- **Short exercise**: Copy each line of the material below that includes the string "BinaryTree".

((

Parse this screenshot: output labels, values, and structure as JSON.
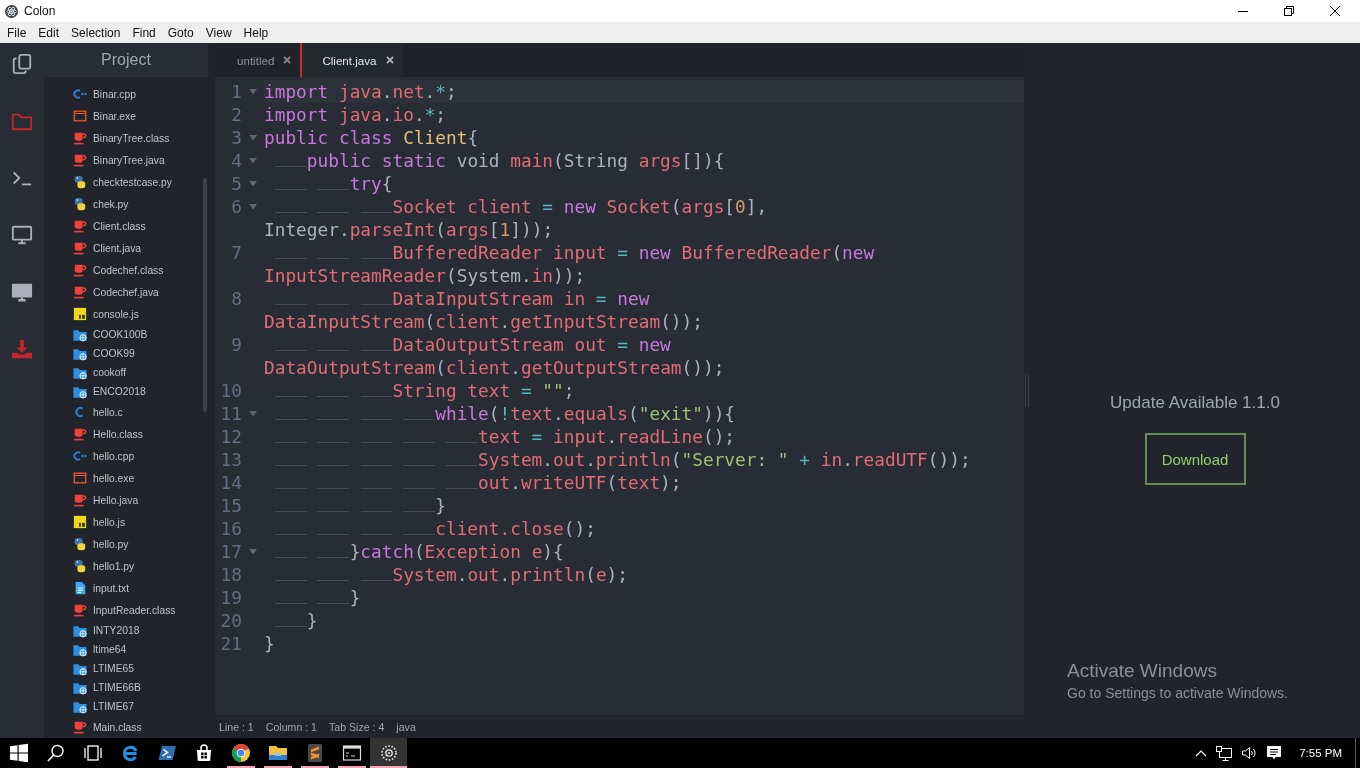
{
  "window": {
    "title": "Colon"
  },
  "menu": [
    "File",
    "Edit",
    "Selection",
    "Find",
    "Goto",
    "View",
    "Help"
  ],
  "activity_bar": [
    {
      "kind": "files",
      "highlighted": false
    },
    {
      "kind": "folder",
      "highlighted": true
    },
    {
      "kind": "terminal",
      "highlighted": false
    },
    {
      "kind": "monitor",
      "highlighted": false
    },
    {
      "kind": "display",
      "highlighted": false
    },
    {
      "kind": "download",
      "highlighted": true
    }
  ],
  "sidebar": {
    "title": "Project",
    "files": [
      {
        "name": "Binar.cpp",
        "kind": "cpp"
      },
      {
        "name": "Binar.exe",
        "kind": "exe"
      },
      {
        "name": "BinaryTree.class",
        "kind": "java"
      },
      {
        "name": "BinaryTree.java",
        "kind": "java"
      },
      {
        "name": "checktestcase.py",
        "kind": "python"
      },
      {
        "name": "chek.py",
        "kind": "python"
      },
      {
        "name": "Client.class",
        "kind": "java"
      },
      {
        "name": "Client.java",
        "kind": "java"
      },
      {
        "name": "Codechef.class",
        "kind": "java"
      },
      {
        "name": "Codechef.java",
        "kind": "java"
      },
      {
        "name": "console.js",
        "kind": "js"
      },
      {
        "name": "COOK100B",
        "kind": "folder"
      },
      {
        "name": "COOK99",
        "kind": "folder"
      },
      {
        "name": "cookoff",
        "kind": "folder"
      },
      {
        "name": "ENCO2018",
        "kind": "folder"
      },
      {
        "name": "hello.c",
        "kind": "c"
      },
      {
        "name": "Hello.class",
        "kind": "java"
      },
      {
        "name": "hello.cpp",
        "kind": "cpp"
      },
      {
        "name": "hello.exe",
        "kind": "exe"
      },
      {
        "name": "Hello.java",
        "kind": "java"
      },
      {
        "name": "hello.js",
        "kind": "js"
      },
      {
        "name": "hello.py",
        "kind": "python"
      },
      {
        "name": "hello1.py",
        "kind": "python"
      },
      {
        "name": "input.txt",
        "kind": "text"
      },
      {
        "name": "InputReader.class",
        "kind": "java"
      },
      {
        "name": "INTY2018",
        "kind": "folder"
      },
      {
        "name": "ltime64",
        "kind": "folder"
      },
      {
        "name": "LTIME65",
        "kind": "folder"
      },
      {
        "name": "LTIME66B",
        "kind": "folder"
      },
      {
        "name": "LTIME67",
        "kind": "folder"
      },
      {
        "name": "Main.class",
        "kind": "java"
      }
    ]
  },
  "editor": {
    "tabs": [
      {
        "label": "untitled",
        "selected": false
      },
      {
        "label": "Client.java",
        "selected": true
      }
    ],
    "lines": [
      {
        "number": "1",
        "fold": true,
        "current": true,
        "tokens": [
          {
            "kind": "keyword",
            "text": "import "
          },
          {
            "kind": "identifier",
            "text": "java"
          },
          {
            "kind": "plain",
            "text": "."
          },
          {
            "kind": "identifier",
            "text": "net"
          },
          {
            "kind": "plain",
            "text": "."
          },
          {
            "kind": "operator",
            "text": "*"
          },
          {
            "kind": "plain",
            "text": ";"
          }
        ]
      },
      {
        "number": "2",
        "fold": false,
        "current": false,
        "tokens": [
          {
            "kind": "keyword",
            "text": "import "
          },
          {
            "kind": "identifier",
            "text": "java"
          },
          {
            "kind": "plain",
            "text": "."
          },
          {
            "kind": "identifier",
            "text": "io"
          },
          {
            "kind": "plain",
            "text": "."
          },
          {
            "kind": "operator",
            "text": "*"
          },
          {
            "kind": "plain",
            "text": ";"
          }
        ]
      },
      {
        "number": "3",
        "fold": true,
        "current": false,
        "tokens": [
          {
            "kind": "keyword",
            "text": "public class "
          },
          {
            "kind": "type",
            "text": "Client"
          },
          {
            "kind": "plain",
            "text": "{"
          }
        ]
      },
      {
        "number": "4",
        "fold": true,
        "current": false,
        "tokens": [
          {
            "kind": "keyword",
            "text": "\tpublic static "
          },
          {
            "kind": "plain",
            "text": "void "
          },
          {
            "kind": "identifier",
            "text": "main"
          },
          {
            "kind": "plain",
            "text": "(String "
          },
          {
            "kind": "identifier",
            "text": "args"
          },
          {
            "kind": "plain",
            "text": "[]){"
          }
        ]
      },
      {
        "number": "5",
        "fold": true,
        "current": false,
        "tokens": [
          {
            "kind": "keyword",
            "text": "\t\ttry"
          },
          {
            "kind": "plain",
            "text": "{"
          }
        ]
      },
      {
        "number": "6",
        "fold": true,
        "current": false,
        "tokens": [
          {
            "kind": "identifier",
            "text": "\t\t\tSocket client "
          },
          {
            "kind": "operator",
            "text": "= "
          },
          {
            "kind": "keyword",
            "text": "new"
          },
          {
            "kind": "identifier",
            "text": " Socket"
          },
          {
            "kind": "plain",
            "text": "("
          },
          {
            "kind": "identifier",
            "text": "args"
          },
          {
            "kind": "plain",
            "text": "["
          },
          {
            "kind": "number",
            "text": "0"
          },
          {
            "kind": "plain",
            "text": "], Integer."
          },
          {
            "kind": "identifier",
            "text": "parseInt"
          },
          {
            "kind": "plain",
            "text": "("
          },
          {
            "kind": "identifier",
            "text": "args"
          },
          {
            "kind": "plain",
            "text": "["
          },
          {
            "kind": "number",
            "text": "1"
          },
          {
            "kind": "plain",
            "text": "]));"
          }
        ]
      },
      {
        "number": "7",
        "fold": false,
        "current": false,
        "tokens": [
          {
            "kind": "identifier",
            "text": "\t\t\tBufferedReader input "
          },
          {
            "kind": "operator",
            "text": "= "
          },
          {
            "kind": "keyword",
            "text": "new"
          },
          {
            "kind": "identifier",
            "text": " BufferedReader"
          },
          {
            "kind": "plain",
            "text": "("
          },
          {
            "kind": "keyword",
            "text": "new"
          },
          {
            "kind": "identifier",
            "text": " InputStreamReader"
          },
          {
            "kind": "plain",
            "text": "(System."
          },
          {
            "kind": "identifier",
            "text": "in"
          },
          {
            "kind": "plain",
            "text": "));"
          }
        ]
      },
      {
        "number": "8",
        "fold": false,
        "current": false,
        "tokens": [
          {
            "kind": "identifier",
            "text": "\t\t\tDataInputStream in "
          },
          {
            "kind": "operator",
            "text": "= "
          },
          {
            "kind": "keyword",
            "text": "new"
          },
          {
            "kind": "identifier",
            "text": " DataInputStream"
          },
          {
            "kind": "plain",
            "text": "("
          },
          {
            "kind": "identifier",
            "text": "client"
          },
          {
            "kind": "plain",
            "text": "."
          },
          {
            "kind": "identifier",
            "text": "getInputStream"
          },
          {
            "kind": "plain",
            "text": "());"
          }
        ]
      },
      {
        "number": "9",
        "fold": false,
        "current": false,
        "tokens": [
          {
            "kind": "identifier",
            "text": "\t\t\tDataOutputStream out "
          },
          {
            "kind": "operator",
            "text": "= "
          },
          {
            "kind": "keyword",
            "text": "new"
          },
          {
            "kind": "identifier",
            "text": " DataOutputStream"
          },
          {
            "kind": "plain",
            "text": "("
          },
          {
            "kind": "identifier",
            "text": "client"
          },
          {
            "kind": "plain",
            "text": "."
          },
          {
            "kind": "identifier",
            "text": "getOutputStream"
          },
          {
            "kind": "plain",
            "text": "());"
          }
        ]
      },
      {
        "number": "10",
        "fold": false,
        "current": false,
        "tokens": [
          {
            "kind": "identifier",
            "text": "\t\t\tString text "
          },
          {
            "kind": "operator",
            "text": "= "
          },
          {
            "kind": "string",
            "text": "\"\""
          },
          {
            "kind": "plain",
            "text": ";"
          }
        ]
      },
      {
        "number": "11",
        "fold": true,
        "current": false,
        "tokens": [
          {
            "kind": "keyword",
            "text": "\t\t\t\twhile"
          },
          {
            "kind": "plain",
            "text": "("
          },
          {
            "kind": "operator",
            "text": "!"
          },
          {
            "kind": "identifier",
            "text": "text"
          },
          {
            "kind": "plain",
            "text": "."
          },
          {
            "kind": "identifier",
            "text": "equals"
          },
          {
            "kind": "plain",
            "text": "("
          },
          {
            "kind": "string",
            "text": "\"exit\""
          },
          {
            "kind": "plain",
            "text": ")){"
          }
        ]
      },
      {
        "number": "12",
        "fold": false,
        "current": false,
        "tokens": [
          {
            "kind": "identifier",
            "text": "\t\t\t\t\ttext "
          },
          {
            "kind": "operator",
            "text": "= "
          },
          {
            "kind": "identifier",
            "text": "input"
          },
          {
            "kind": "plain",
            "text": "."
          },
          {
            "kind": "identifier",
            "text": "readLine"
          },
          {
            "kind": "plain",
            "text": "();"
          }
        ]
      },
      {
        "number": "13",
        "fold": false,
        "current": false,
        "tokens": [
          {
            "kind": "identifier",
            "text": "\t\t\t\t\tSystem"
          },
          {
            "kind": "plain",
            "text": "."
          },
          {
            "kind": "identifier",
            "text": "out"
          },
          {
            "kind": "plain",
            "text": "."
          },
          {
            "kind": "identifier",
            "text": "println"
          },
          {
            "kind": "plain",
            "text": "("
          },
          {
            "kind": "string",
            "text": "\"Server: \""
          },
          {
            "kind": "operator",
            "text": " + "
          },
          {
            "kind": "identifier",
            "text": "in"
          },
          {
            "kind": "plain",
            "text": "."
          },
          {
            "kind": "identifier",
            "text": "readUTF"
          },
          {
            "kind": "plain",
            "text": "());"
          }
        ]
      },
      {
        "number": "14",
        "fold": false,
        "current": false,
        "tokens": [
          {
            "kind": "identifier",
            "text": "\t\t\t\t\tout"
          },
          {
            "kind": "plain",
            "text": "."
          },
          {
            "kind": "identifier",
            "text": "writeUTF"
          },
          {
            "kind": "plain",
            "text": "("
          },
          {
            "kind": "identifier",
            "text": "text"
          },
          {
            "kind": "plain",
            "text": ");"
          }
        ]
      },
      {
        "number": "15",
        "fold": false,
        "current": false,
        "tokens": [
          {
            "kind": "plain",
            "text": "\t\t\t\t}"
          }
        ]
      },
      {
        "number": "16",
        "fold": false,
        "current": false,
        "tokens": [
          {
            "kind": "identifier",
            "text": "\t\t\t\tclient.close"
          },
          {
            "kind": "plain",
            "text": "();"
          }
        ]
      },
      {
        "number": "17",
        "fold": true,
        "current": false,
        "tokens": [
          {
            "kind": "plain",
            "text": "\t\t}"
          },
          {
            "kind": "keyword",
            "text": "catch"
          },
          {
            "kind": "plain",
            "text": "("
          },
          {
            "kind": "identifier",
            "text": "Exception e"
          },
          {
            "kind": "plain",
            "text": "){"
          }
        ]
      },
      {
        "number": "18",
        "fold": false,
        "current": false,
        "tokens": [
          {
            "kind": "identifier",
            "text": "\t\t\tSystem"
          },
          {
            "kind": "plain",
            "text": "."
          },
          {
            "kind": "identifier",
            "text": "out"
          },
          {
            "kind": "plain",
            "text": "."
          },
          {
            "kind": "identifier",
            "text": "println"
          },
          {
            "kind": "plain",
            "text": "("
          },
          {
            "kind": "identifier",
            "text": "e"
          },
          {
            "kind": "plain",
            "text": ");"
          }
        ]
      },
      {
        "number": "19",
        "fold": false,
        "current": false,
        "tokens": [
          {
            "kind": "plain",
            "text": "\t\t}"
          }
        ]
      },
      {
        "number": "20",
        "fold": false,
        "current": false,
        "tokens": [
          {
            "kind": "plain",
            "text": "\t}"
          }
        ]
      },
      {
        "number": "21",
        "fold": false,
        "current": false,
        "tokens": [
          {
            "kind": "plain",
            "text": "}"
          }
        ]
      }
    ]
  },
  "status_bar": [
    "Line : 1",
    "Column : 1",
    "Tab Size : 4",
    "java"
  ],
  "update_panel": {
    "message": "Update Available 1.1.0",
    "button": "Download"
  },
  "watermark": {
    "title": "Activate Windows",
    "text": "Go to Settings to activate Windows."
  },
  "taskbar": {
    "apps": [
      {
        "kind": "start",
        "running": false,
        "active": false
      },
      {
        "kind": "search",
        "running": false,
        "active": false
      },
      {
        "kind": "taskview",
        "running": false,
        "active": false
      },
      {
        "kind": "edge",
        "running": false,
        "active": false
      },
      {
        "kind": "remote",
        "running": false,
        "active": false
      },
      {
        "kind": "store",
        "running": false,
        "active": false
      },
      {
        "kind": "chrome",
        "running": true,
        "active": false
      },
      {
        "kind": "explorer",
        "running": true,
        "active": false
      },
      {
        "kind": "sublime",
        "running": true,
        "active": false
      },
      {
        "kind": "console",
        "running": true,
        "active": false
      },
      {
        "kind": "colon",
        "running": true,
        "active": true
      }
    ],
    "clock": "7:55 PM"
  }
}
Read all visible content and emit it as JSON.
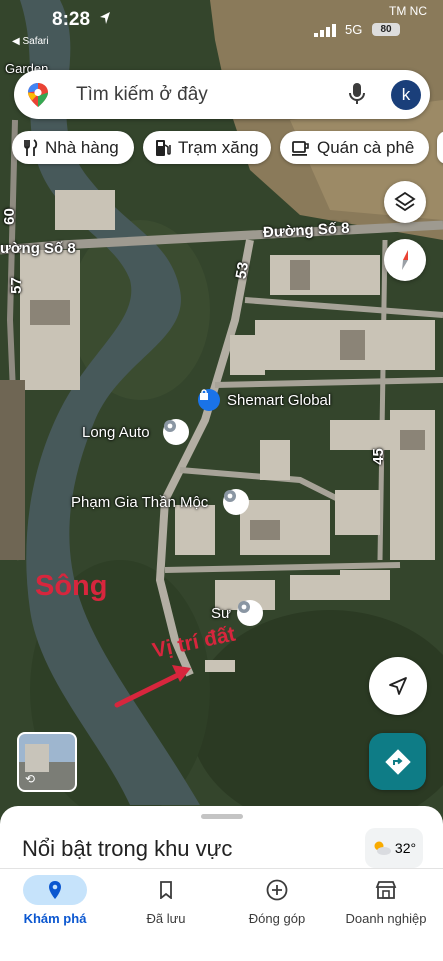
{
  "status_bar": {
    "time": "8:28",
    "back_app": "◀ Safari",
    "carrier": "TM NC",
    "network": "5G",
    "battery": "80"
  },
  "search": {
    "placeholder": "Tìm kiếm ở đây",
    "avatar_letter": "k"
  },
  "chips": [
    {
      "label": "Nhà hàng",
      "icon": "fork-knife-icon"
    },
    {
      "label": "Trạm xăng",
      "icon": "gas-station-icon"
    },
    {
      "label": "Quán cà phê",
      "icon": "coffee-cup-icon"
    }
  ],
  "map": {
    "roads": {
      "duong_so_8_left": "ường Số 8",
      "duong_so_8_right": "Đường Số 8",
      "road_53": "53",
      "road_45": "45",
      "road_57": "57",
      "road_60": "60"
    },
    "places": {
      "shemart": "Shemart Global",
      "long_auto": "Long Auto",
      "pham_gia": "Phạm Gia Thần Mộc",
      "su": "Sư",
      "garden": "Garden"
    },
    "annotations": {
      "river": "Sông",
      "land": "Vị trí đất"
    },
    "colors": {
      "annotation_red": "#d7263d",
      "directions_teal": "#0e7c86"
    }
  },
  "bottom_sheet": {
    "title": "Nổi bật trong khu vực",
    "temperature": "32°"
  },
  "tabs": [
    {
      "label": "Khám phá",
      "icon": "explore-pin-icon",
      "active": true
    },
    {
      "label": "Đã lưu",
      "icon": "bookmark-icon",
      "active": false
    },
    {
      "label": "Đóng góp",
      "icon": "add-circle-icon",
      "active": false
    },
    {
      "label": "Doanh nghiệp",
      "icon": "storefront-icon",
      "active": false
    }
  ]
}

))

- **Correct answer**:
        "name": "BinaryTree.class",
        "name": "BinaryTree.java",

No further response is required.